Required work: Exact reproduction is required for all entries.

___ Records provided ___

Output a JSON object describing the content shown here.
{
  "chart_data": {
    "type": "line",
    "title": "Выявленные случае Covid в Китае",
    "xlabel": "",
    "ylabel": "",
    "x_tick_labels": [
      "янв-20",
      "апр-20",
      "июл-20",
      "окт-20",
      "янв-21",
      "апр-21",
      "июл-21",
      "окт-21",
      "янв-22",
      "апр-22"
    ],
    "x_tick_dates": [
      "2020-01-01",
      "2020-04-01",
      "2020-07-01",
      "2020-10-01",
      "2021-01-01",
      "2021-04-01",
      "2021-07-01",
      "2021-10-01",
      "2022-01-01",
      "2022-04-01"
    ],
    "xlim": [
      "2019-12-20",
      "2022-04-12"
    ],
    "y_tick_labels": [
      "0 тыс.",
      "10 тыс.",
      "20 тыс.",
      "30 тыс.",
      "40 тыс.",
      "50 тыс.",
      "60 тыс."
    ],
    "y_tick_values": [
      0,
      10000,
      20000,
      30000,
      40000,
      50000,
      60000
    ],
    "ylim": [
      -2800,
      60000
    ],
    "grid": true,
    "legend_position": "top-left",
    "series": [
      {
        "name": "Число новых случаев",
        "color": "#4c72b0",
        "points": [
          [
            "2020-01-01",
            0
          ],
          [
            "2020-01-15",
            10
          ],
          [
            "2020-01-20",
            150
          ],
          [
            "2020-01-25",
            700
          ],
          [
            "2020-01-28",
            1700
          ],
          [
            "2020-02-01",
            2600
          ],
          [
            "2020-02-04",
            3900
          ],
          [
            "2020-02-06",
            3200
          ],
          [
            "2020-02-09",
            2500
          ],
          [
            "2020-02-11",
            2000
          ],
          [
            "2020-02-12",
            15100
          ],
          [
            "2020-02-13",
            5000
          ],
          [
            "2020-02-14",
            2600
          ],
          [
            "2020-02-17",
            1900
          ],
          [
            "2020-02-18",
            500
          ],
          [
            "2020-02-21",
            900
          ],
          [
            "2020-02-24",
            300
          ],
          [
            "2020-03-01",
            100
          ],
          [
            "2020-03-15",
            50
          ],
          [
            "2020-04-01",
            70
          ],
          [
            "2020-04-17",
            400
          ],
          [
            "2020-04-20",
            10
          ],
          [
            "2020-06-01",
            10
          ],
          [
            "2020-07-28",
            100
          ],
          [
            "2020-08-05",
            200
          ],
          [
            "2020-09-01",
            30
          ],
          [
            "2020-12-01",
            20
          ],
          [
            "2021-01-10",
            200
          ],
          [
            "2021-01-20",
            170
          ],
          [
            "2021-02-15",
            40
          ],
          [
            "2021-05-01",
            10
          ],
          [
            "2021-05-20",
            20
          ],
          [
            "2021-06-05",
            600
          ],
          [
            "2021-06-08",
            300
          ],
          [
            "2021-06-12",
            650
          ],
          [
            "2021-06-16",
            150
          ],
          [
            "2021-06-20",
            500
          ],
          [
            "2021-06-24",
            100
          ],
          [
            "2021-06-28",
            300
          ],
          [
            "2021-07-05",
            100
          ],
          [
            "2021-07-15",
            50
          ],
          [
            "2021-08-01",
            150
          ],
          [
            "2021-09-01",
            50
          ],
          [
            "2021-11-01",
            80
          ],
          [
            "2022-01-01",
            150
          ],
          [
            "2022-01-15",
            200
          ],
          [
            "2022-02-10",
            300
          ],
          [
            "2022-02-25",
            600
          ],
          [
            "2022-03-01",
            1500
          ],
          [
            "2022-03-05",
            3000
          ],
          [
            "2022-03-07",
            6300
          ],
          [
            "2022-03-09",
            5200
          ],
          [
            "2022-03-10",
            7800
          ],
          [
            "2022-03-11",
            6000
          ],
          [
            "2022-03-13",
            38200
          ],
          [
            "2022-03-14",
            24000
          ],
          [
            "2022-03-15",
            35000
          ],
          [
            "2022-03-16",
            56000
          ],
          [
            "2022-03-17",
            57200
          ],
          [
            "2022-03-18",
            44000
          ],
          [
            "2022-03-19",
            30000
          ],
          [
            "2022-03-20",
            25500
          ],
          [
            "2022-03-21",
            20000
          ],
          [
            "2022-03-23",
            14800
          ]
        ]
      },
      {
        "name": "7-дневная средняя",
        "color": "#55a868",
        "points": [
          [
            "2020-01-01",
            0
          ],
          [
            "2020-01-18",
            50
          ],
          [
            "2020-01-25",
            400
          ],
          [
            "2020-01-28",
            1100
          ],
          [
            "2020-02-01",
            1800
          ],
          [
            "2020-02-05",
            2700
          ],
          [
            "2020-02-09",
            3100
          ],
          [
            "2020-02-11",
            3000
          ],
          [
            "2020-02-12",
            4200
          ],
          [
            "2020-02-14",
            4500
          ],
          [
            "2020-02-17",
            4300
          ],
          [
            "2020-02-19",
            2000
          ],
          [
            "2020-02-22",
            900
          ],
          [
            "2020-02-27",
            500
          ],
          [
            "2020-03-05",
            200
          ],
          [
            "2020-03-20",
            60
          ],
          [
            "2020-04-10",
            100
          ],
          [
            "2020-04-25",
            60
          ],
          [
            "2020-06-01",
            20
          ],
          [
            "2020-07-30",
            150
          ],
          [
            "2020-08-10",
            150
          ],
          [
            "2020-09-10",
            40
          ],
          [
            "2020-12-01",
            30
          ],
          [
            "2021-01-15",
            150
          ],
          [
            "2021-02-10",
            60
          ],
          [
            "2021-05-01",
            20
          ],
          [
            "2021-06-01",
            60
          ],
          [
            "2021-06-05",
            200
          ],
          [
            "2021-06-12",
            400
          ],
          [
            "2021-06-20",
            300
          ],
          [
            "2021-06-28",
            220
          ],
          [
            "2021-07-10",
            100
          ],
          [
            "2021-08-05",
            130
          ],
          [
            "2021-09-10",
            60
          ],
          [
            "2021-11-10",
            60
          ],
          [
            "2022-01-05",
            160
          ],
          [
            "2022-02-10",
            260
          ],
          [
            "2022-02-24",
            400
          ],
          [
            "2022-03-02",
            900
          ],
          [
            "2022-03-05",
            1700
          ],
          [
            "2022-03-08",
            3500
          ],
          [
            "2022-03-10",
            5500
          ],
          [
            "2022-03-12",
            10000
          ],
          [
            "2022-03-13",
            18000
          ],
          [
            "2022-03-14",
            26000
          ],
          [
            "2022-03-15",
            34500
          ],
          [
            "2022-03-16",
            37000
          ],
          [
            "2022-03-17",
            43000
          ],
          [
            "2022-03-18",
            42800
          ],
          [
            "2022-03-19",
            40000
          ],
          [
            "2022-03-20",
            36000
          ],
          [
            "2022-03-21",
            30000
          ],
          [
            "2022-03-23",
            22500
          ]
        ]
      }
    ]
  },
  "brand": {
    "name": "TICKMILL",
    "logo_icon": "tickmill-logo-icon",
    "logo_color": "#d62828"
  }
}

___

Written answer:
Output a JSON object describing the content shown here.
{
  "chart_data": {
    "type": "line",
    "title": "Выявленные случае Covid в Китае",
    "xlabel": "",
    "ylabel": "",
    "x_tick_labels": [
      "янв-20",
      "апр-20",
      "июл-20",
      "окт-20",
      "янв-21",
      "апр-21",
      "июл-21",
      "окт-21",
      "янв-22",
      "апр-22"
    ],
    "x_tick_dates": [
      "2020-01-01",
      "2020-04-01",
      "2020-07-01",
      "2020-10-01",
      "2021-01-01",
      "2021-04-01",
      "2021-07-01",
      "2021-10-01",
      "2022-01-01",
      "2022-04-01"
    ],
    "xlim": [
      "2019-12-20",
      "2022-04-12"
    ],
    "y_tick_labels": [
      "0 тыс.",
      "10 тыс.",
      "20 тыс.",
      "30 тыс.",
      "40 тыс.",
      "50 тыс.",
      "60 тыс."
    ],
    "y_tick_values": [
      0,
      10000,
      20000,
      30000,
      40000,
      50000,
      60000
    ],
    "ylim": [
      -2800,
      60000
    ],
    "grid": true,
    "legend_position": "top-left",
    "series": [
      {
        "name": "Число новых случаев",
        "color": "#4c72b0",
        "points": [
          [
            "2020-01-01",
            0
          ],
          [
            "2020-01-15",
            10
          ],
          [
            "2020-01-20",
            150
          ],
          [
            "2020-01-25",
            700
          ],
          [
            "2020-01-28",
            1700
          ],
          [
            "2020-02-01",
            2600
          ],
          [
            "2020-02-04",
            3900
          ],
          [
            "2020-02-06",
            3200
          ],
          [
            "2020-02-09",
            2500
          ],
          [
            "2020-02-11",
            2000
          ],
          [
            "2020-02-12",
            15100
          ],
          [
            "2020-02-13",
            5000
          ],
          [
            "2020-02-14",
            2600
          ],
          [
            "2020-02-17",
            1900
          ],
          [
            "2020-02-18",
            500
          ],
          [
            "2020-02-21",
            900
          ],
          [
            "2020-02-24",
            300
          ],
          [
            "2020-03-01",
            100
          ],
          [
            "2020-03-15",
            50
          ],
          [
            "2020-04-01",
            70
          ],
          [
            "2020-04-17",
            400
          ],
          [
            "2020-04-20",
            10
          ],
          [
            "2020-06-01",
            10
          ],
          [
            "2020-07-28",
            100
          ],
          [
            "2020-08-05",
            200
          ],
          [
            "2020-09-01",
            30
          ],
          [
            "2020-12-01",
            20
          ],
          [
            "2021-01-10",
            200
          ],
          [
            "2021-01-20",
            170
          ],
          [
            "2021-02-15",
            40
          ],
          [
            "2021-05-01",
            10
          ],
          [
            "2021-05-20",
            20
          ],
          [
            "2021-06-05",
            600
          ],
          [
            "2021-06-08",
            300
          ],
          [
            "2021-06-12",
            650
          ],
          [
            "2021-06-16",
            150
          ],
          [
            "2021-06-20",
            500
          ],
          [
            "2021-06-24",
            100
          ],
          [
            "2021-06-28",
            300
          ],
          [
            "2021-07-05",
            100
          ],
          [
            "2021-07-15",
            50
          ],
          [
            "2021-08-01",
            150
          ],
          [
            "2021-09-01",
            50
          ],
          [
            "2021-11-01",
            80
          ],
          [
            "2022-01-01",
            150
          ],
          [
            "2022-01-15",
            200
          ],
          [
            "2022-02-10",
            300
          ],
          [
            "2022-02-25",
            600
          ],
          [
            "2022-03-01",
            1500
          ],
          [
            "2022-03-05",
            3000
          ],
          [
            "2022-03-07",
            6300
          ],
          [
            "2022-03-09",
            5200
          ],
          [
            "2022-03-10",
            7800
          ],
          [
            "2022-03-11",
            6000
          ],
          [
            "2022-03-13",
            38200
          ],
          [
            "2022-03-14",
            24000
          ],
          [
            "2022-03-15",
            35000
          ],
          [
            "2022-03-16",
            56000
          ],
          [
            "2022-03-17",
            57200
          ],
          [
            "2022-03-18",
            44000
          ],
          [
            "2022-03-19",
            30000
          ],
          [
            "2022-03-20",
            25500
          ],
          [
            "2022-03-21",
            20000
          ],
          [
            "2022-03-23",
            14800
          ]
        ]
      },
      {
        "name": "7-дневная средняя",
        "color": "#55a868",
        "points": [
          [
            "2020-01-01",
            0
          ],
          [
            "2020-01-18",
            50
          ],
          [
            "2020-01-25",
            400
          ],
          [
            "2020-01-28",
            1100
          ],
          [
            "2020-02-01",
            1800
          ],
          [
            "2020-02-05",
            2700
          ],
          [
            "2020-02-09",
            3100
          ],
          [
            "2020-02-11",
            3000
          ],
          [
            "2020-02-12",
            4200
          ],
          [
            "2020-02-14",
            4500
          ],
          [
            "2020-02-17",
            4300
          ],
          [
            "2020-02-19",
            2000
          ],
          [
            "2020-02-22",
            900
          ],
          [
            "2020-02-27",
            500
          ],
          [
            "2020-03-05",
            200
          ],
          [
            "2020-03-20",
            60
          ],
          [
            "2020-04-10",
            100
          ],
          [
            "2020-04-25",
            60
          ],
          [
            "2020-06-01",
            20
          ],
          [
            "2020-07-30",
            150
          ],
          [
            "2020-08-10",
            150
          ],
          [
            "2020-09-10",
            40
          ],
          [
            "2020-12-01",
            30
          ],
          [
            "2021-01-15",
            150
          ],
          [
            "2021-02-10",
            60
          ],
          [
            "2021-05-01",
            20
          ],
          [
            "2021-06-01",
            60
          ],
          [
            "2021-06-05",
            200
          ],
          [
            "2021-06-12",
            400
          ],
          [
            "2021-06-20",
            300
          ],
          [
            "2021-06-28",
            220
          ],
          [
            "2021-07-10",
            100
          ],
          [
            "2021-08-05",
            130
          ],
          [
            "2021-09-10",
            60
          ],
          [
            "2021-11-10",
            60
          ],
          [
            "2022-01-05",
            160
          ],
          [
            "2022-02-10",
            260
          ],
          [
            "2022-02-24",
            400
          ],
          [
            "2022-03-02",
            900
          ],
          [
            "2022-03-05",
            1700
          ],
          [
            "2022-03-08",
            3500
          ],
          [
            "2022-03-10",
            5500
          ],
          [
            "2022-03-12",
            10000
          ],
          [
            "2022-03-13",
            18000
          ],
          [
            "2022-03-14",
            26000
          ],
          [
            "2022-03-15",
            34500
          ],
          [
            "2022-03-16",
            37000
          ],
          [
            "2022-03-17",
            43000
          ],
          [
            "2022-03-18",
            42800
          ],
          [
            "2022-03-19",
            40000
          ],
          [
            "2022-03-20",
            36000
          ],
          [
            "2022-03-21",
            30000
          ],
          [
            "2022-03-23",
            22500
          ]
        ]
      }
    ]
  },
  "brand": {
    "name": "TICKMILL",
    "logo_icon": "tickmill-logo-icon",
    "logo_color": "#d62828"
  }
}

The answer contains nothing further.